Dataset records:

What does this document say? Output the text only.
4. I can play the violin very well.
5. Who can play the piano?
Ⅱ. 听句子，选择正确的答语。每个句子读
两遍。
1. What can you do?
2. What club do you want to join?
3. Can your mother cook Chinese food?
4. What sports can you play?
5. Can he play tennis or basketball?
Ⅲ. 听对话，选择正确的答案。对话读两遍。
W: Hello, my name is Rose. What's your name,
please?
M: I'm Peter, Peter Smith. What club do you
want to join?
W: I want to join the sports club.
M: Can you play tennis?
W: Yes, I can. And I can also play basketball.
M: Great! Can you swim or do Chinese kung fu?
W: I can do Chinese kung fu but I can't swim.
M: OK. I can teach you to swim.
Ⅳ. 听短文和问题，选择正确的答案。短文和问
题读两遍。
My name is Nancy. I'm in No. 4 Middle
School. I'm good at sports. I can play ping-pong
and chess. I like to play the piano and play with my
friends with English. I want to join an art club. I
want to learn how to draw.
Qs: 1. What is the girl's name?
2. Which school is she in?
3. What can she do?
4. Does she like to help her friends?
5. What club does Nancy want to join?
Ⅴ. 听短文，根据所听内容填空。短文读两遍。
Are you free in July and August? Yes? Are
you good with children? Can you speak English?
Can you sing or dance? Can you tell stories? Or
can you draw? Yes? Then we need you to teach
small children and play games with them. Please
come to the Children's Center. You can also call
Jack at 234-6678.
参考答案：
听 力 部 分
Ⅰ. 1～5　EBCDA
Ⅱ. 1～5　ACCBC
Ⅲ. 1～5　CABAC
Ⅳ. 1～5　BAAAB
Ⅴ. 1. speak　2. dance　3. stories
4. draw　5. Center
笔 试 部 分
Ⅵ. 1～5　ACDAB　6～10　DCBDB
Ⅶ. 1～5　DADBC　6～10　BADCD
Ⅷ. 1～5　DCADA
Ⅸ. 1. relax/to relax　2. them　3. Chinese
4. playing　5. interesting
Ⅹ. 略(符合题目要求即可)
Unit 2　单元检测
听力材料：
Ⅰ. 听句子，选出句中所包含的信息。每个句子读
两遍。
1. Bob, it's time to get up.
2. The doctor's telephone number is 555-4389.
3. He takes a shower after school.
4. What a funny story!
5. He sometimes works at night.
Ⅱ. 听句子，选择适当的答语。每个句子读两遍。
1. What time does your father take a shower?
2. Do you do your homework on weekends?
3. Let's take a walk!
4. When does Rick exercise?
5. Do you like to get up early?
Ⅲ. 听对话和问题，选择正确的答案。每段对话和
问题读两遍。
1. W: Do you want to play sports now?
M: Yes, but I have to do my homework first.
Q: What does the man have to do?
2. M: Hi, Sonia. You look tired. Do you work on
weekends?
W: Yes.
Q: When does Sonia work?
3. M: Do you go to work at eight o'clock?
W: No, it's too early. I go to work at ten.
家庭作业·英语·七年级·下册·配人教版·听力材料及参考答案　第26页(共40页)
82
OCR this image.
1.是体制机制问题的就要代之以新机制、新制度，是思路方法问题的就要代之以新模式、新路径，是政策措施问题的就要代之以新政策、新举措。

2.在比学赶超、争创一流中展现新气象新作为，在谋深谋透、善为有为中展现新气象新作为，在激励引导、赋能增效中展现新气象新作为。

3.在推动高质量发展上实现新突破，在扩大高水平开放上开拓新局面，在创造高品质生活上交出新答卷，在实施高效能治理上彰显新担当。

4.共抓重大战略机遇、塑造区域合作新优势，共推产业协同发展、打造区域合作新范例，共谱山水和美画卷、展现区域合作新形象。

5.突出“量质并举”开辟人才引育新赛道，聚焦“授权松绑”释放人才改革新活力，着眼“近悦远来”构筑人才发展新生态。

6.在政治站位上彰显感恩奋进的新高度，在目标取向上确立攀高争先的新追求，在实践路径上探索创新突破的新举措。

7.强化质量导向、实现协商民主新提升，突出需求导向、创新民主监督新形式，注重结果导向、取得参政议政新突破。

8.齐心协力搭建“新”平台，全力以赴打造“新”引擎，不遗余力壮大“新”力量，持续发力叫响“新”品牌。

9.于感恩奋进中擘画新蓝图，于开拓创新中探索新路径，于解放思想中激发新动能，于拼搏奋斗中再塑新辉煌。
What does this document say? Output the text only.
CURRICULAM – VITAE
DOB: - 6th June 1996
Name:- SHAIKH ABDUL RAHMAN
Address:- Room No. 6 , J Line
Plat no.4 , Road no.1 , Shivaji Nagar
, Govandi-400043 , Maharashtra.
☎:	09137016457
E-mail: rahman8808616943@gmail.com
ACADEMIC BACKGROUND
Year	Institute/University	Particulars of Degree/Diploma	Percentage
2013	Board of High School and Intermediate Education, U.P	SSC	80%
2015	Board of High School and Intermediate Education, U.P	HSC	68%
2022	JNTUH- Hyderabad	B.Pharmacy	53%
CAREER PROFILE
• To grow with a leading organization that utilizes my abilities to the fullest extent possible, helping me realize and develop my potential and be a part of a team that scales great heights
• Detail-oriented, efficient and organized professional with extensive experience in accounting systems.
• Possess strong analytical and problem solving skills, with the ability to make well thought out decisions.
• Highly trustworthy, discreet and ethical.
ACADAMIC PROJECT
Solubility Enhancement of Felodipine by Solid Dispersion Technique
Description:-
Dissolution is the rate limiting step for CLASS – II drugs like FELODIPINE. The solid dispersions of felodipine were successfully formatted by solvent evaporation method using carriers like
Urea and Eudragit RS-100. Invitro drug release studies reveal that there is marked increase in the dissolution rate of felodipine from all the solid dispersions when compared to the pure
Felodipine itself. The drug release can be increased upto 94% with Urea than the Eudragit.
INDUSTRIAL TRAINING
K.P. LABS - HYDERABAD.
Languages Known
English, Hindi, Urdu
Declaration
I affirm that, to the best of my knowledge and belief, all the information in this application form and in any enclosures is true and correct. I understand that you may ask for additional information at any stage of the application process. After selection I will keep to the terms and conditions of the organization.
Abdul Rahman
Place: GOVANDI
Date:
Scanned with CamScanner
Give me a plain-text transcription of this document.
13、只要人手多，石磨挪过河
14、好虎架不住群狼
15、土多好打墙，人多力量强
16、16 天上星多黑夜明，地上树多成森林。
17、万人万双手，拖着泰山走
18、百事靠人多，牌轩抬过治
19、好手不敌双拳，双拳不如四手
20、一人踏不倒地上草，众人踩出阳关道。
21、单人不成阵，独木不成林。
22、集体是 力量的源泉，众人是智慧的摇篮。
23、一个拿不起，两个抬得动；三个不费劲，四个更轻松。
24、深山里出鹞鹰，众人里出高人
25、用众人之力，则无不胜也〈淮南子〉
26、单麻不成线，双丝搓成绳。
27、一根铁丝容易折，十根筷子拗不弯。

PROMPT: Take the entries and copy them out exactly.

TASK RESULT:
What does this document say? Output the text only.
4. I can play the violin very well.
5. Who can play the piano?
Ⅱ. 听句子，选择正确的答语。每个句子读
两遍。
1. What can you do?
2. What club do you want to join?
3. Can your mother cook Chinese food?
4. What sports can you play?
5. Can he play tennis or basketball?
Ⅲ. 听对话，选择正确的答案。对话读两遍。
W: Hello, my name is Rose. What's your name,
please?
M: I'm Peter, Peter Smith. What club do you
want to join?
W: I want to join the sports club.
M: Can you play tennis?
W: Yes, I can. And I can also play basketball.
M: Great! Can you swim or do Chinese kung fu?
W: I can do Chinese kung fu but I can't swim.
M: OK. I can teach you to swim.
Ⅳ. 听短文和问题，选择正确的答案。短文和问
题读两遍。
My name is Nancy. I'm in No. 4 Middle
School. I'm good at sports. I can play ping-pong
and chess. I like to play the piano and play with my
friends with English. I want to join an art club. I
want to learn how to draw.
Qs: 1. What is the girl's name?
2. Which school is she in?
3. What can she do?
4. Does she like to help her friends?
5. What club does Nancy want to join?
Ⅴ. 听短文，根据所听内容填空。短文读两遍。
Are you free in July and August? Yes? Are
you good with children? Can you speak English?
Can you sing or dance? Can you tell stories? Or
can you draw? Yes? Then we need you to teach
small children and play games with them. Please
come to the Children's Center. You can also call
Jack at 234-6678.
参考答案：
听 力 部 分
Ⅰ. 1～5　EBCDA
Ⅱ. 1～5　ACCBC
Ⅲ. 1～5　CABAC
Ⅳ. 1～5　BAAAB
Ⅴ. 1. speak　2. dance　3. stories
4. draw　5. Center
笔 试 部 分
Ⅵ. 1～5　ACDAB　6～10　DCBDB
Ⅶ. 1～5　DADBC　6～10　BADCD
Ⅷ. 1～5　DCADA
Ⅸ. 1. relax/to relax　2. them　3. Chinese
4. playing　5. interesting
Ⅹ. 略(符合题目要求即可)
Unit 2　单元检测
听力材料：
Ⅰ. 听句子，选出句中所包含的信息。每个句子读
两遍。
1. Bob, it's time to get up.
2. The doctor's telephone number is 555-4389.
3. He takes a shower after school.
4. What a funny story!
5. He sometimes works at night.
Ⅱ. 听句子，选择适当的答语。每个句子读两遍。
1. What time does your father take a shower?
2. Do you do your homework on weekends?
3. Let's take a walk!
4. When does Rick exercise?
5. Do you like to get up early?
Ⅲ. 听对话和问题，选择正确的答案。每段对话和
问题读两遍。
1. W: Do you want to play sports now?
M: Yes, but I have to do my homework first.
Q: What does the man have to do?
2. M: Hi, Sonia. You look tired. Do you work on
weekends?
W: Yes.
Q: When does Sonia work?
3. M: Do you go to work at eight o'clock?
W: No, it's too early. I go to work at ten.
家庭作业·英语·七年级·下册·配人教版·听力材料及参考答案　第26页(共40页)
82
OCR this image.
1.是体制机制问题的就要代之以新机制、新制度，是思路方法问题的就要代之以新模式、新路径，是政策措施问题的就要代之以新政策、新举措。

2.在比学赶超、争创一流中展现新气象新作为，在谋深谋透、善为有为中展现新气象新作为，在激励引导、赋能增效中展现新气象新作为。

3.在推动高质量发展上实现新突破，在扩大高水平开放上开拓新局面，在创造高品质生活上交出新答卷，在实施高效能治理上彰显新担当。

4.共抓重大战略机遇、塑造区域合作新优势，共推产业协同发展、打造区域合作新范例，共谱山水和美画卷、展现区域合作新形象。

5.突出“量质并举”开辟人才引育新赛道，聚焦“授权松绑”释放人才改革新活力，着眼“近悦远来”构筑人才发展新生态。

6.在政治站位上彰显感恩奋进的新高度，在目标取向上确立攀高争先的新追求，在实践路径上探索创新突破的新举措。

7.强化质量导向、实现协商民主新提升，突出需求导向、创新民主监督新形式，注重结果导向、取得参政议政新突破。

8.齐心协力搭建“新”平台，全力以赴打造“新”引擎，不遗余力壮大“新”力量，持续发力叫响“新”品牌。

9.于感恩奋进中擘画新蓝图，于开拓创新中探索新路径，于解放思想中激发新动能，于拼搏奋斗中再塑新辉煌。
What does this document say? Output the text only.
CURRICULAM – VITAE
DOB: - 6th June 1996
Name:- SHAIKH ABDUL RAHMAN
Address:- Room No. 6 , J Line
Plat no.4 , Road no.1 , Shivaji Nagar
, Govandi-400043 , Maharashtra.
☎:	09137016457
E-mail: rahman8808616943@gmail.com
ACADEMIC BACKGROUND
Year	Institute/University	Particulars of Degree/Diploma	Percentage
2013	Board of High School and Intermediate Education, U.P	SSC	80%
2015	Board of High School and Intermediate Education, U.P	HSC	68%
2022	JNTUH- Hyderabad	B.Pharmacy	53%
CAREER PROFILE
• To grow with a leading organization that utilizes my abilities to the fullest extent possible, helping me realize and develop my potential and be a part of a team that scales great heights
• Detail-oriented, efficient and organized professional with extensive experience in accounting systems.
• Possess strong analytical and problem solving skills, with the ability to make well thought out decisions.
• Highly trustworthy, discreet and ethical.
ACADAMIC PROJECT
Solubility Enhancement of Felodipine by Solid Dispersion Technique
Description:-
Dissolution is the rate limiting step for CLASS – II drugs like FELODIPINE. The solid dispersions of felodipine were successfully formatted by solvent evaporation method using carriers like
Urea and Eudragit RS-100. Invitro drug release studies reveal that there is marked increase in the dissolution rate of felodipine from all the solid dispersions when compared to the pure
Felodipine itself. The drug release can be increased upto 94% with Urea than the Eudragit.
INDUSTRIAL TRAINING
K.P. LABS - HYDERABAD.
Languages Known
English, Hindi, Urdu
Declaration
I affirm that, to the best of my knowledge and belief, all the information in this application form and in any enclosures is true and correct. I understand that you may ask for additional information at any stage of the application process. After selection I will keep to the terms and conditions of the organization.
Abdul Rahman
Place: GOVANDI
Date:
Scanned with CamScanner
Give me a plain-text transcription of this document.
13、只要人手多，石磨挪过河
14、好虎架不住群狼
15、土多好打墙，人多力量强
16、16 天上星多黑夜明，地上树多成森林。
17、万人万双手，拖着泰山走
18、百事靠人多，牌轩抬过治
19、好手不敌双拳，双拳不如四手
20、一人踏不倒地上草，众人踩出阳关道。
21、单人不成阵，独木不成林。
22、集体是 力量的源泉，众人是智慧的摇篮。
23、一个拿不起，两个抬得动；三个不费劲，四个更轻松。
24、深山里出鹞鹰，众人里出高人
25、用众人之力，则无不胜也〈淮南子〉
26、单麻不成线，双丝搓成绳。
27、一根铁丝容易折，十根筷子拗不弯。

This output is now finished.